## The request
Scan the material that follows. Copy every line containing the word "pravila".

Saved data entries:
━━━━━━
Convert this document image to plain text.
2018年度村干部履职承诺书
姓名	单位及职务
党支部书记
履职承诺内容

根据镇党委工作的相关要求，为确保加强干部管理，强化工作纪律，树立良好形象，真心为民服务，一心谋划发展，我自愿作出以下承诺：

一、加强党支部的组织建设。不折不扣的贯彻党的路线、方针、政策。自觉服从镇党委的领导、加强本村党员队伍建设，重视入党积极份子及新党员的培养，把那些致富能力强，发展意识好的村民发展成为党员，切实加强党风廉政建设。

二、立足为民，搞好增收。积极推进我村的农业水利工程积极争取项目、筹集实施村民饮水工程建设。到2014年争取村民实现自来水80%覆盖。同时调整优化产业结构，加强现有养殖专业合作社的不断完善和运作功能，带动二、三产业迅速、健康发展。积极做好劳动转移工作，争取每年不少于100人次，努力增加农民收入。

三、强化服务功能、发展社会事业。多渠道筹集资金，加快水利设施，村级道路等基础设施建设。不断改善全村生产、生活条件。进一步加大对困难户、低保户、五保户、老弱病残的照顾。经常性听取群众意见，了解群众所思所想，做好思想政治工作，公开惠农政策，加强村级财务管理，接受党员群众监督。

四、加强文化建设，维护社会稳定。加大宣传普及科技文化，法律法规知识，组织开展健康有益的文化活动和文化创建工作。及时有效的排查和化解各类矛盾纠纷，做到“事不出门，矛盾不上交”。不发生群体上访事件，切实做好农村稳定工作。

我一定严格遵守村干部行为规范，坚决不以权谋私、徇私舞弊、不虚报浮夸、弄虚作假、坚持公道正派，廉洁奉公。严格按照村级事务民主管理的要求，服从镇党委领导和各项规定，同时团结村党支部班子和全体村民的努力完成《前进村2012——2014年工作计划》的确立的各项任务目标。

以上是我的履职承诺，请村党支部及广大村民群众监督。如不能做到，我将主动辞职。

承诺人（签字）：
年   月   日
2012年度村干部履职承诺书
━━━━━━
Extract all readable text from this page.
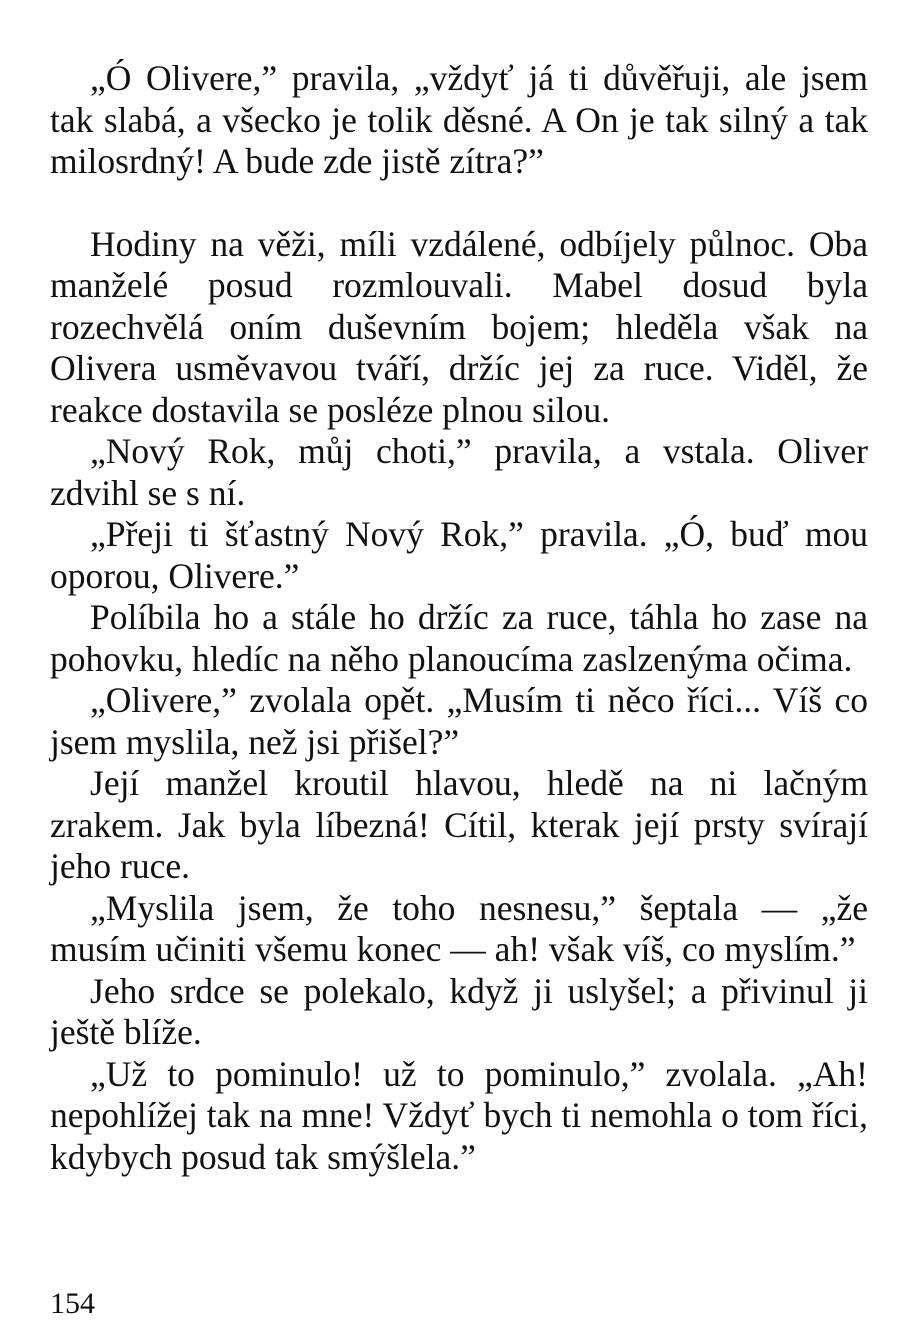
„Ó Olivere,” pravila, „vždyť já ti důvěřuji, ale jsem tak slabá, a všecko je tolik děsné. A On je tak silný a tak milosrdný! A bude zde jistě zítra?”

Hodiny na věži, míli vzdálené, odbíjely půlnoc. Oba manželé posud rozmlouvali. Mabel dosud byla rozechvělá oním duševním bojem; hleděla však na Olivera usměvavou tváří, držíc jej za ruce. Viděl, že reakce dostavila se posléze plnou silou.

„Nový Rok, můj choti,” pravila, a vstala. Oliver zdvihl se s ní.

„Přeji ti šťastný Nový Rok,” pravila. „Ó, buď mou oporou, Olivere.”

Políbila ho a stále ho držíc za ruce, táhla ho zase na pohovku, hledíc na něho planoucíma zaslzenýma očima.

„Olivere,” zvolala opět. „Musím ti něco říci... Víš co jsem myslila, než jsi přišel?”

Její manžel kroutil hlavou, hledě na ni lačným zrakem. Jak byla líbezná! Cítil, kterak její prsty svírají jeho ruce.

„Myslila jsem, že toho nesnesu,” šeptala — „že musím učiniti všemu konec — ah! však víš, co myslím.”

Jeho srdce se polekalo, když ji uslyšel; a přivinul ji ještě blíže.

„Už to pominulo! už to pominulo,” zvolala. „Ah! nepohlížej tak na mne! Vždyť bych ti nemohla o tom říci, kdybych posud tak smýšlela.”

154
━━━━━━
## Final result
„Ó Olivere,” pravila, „vždyť já ti důvěřuji, ale jsem tak slabá, a všecko je tolik děsné. A On je tak silný a tak milosrdný! A bude zde jistě zítra?”
„Nový Rok, můj choti,” pravila, a vstala. Oliver zdvihl se s ní.
„Přeji ti šťastný Nový Rok,” pravila. „Ó, buď mou oporou, Olivere.”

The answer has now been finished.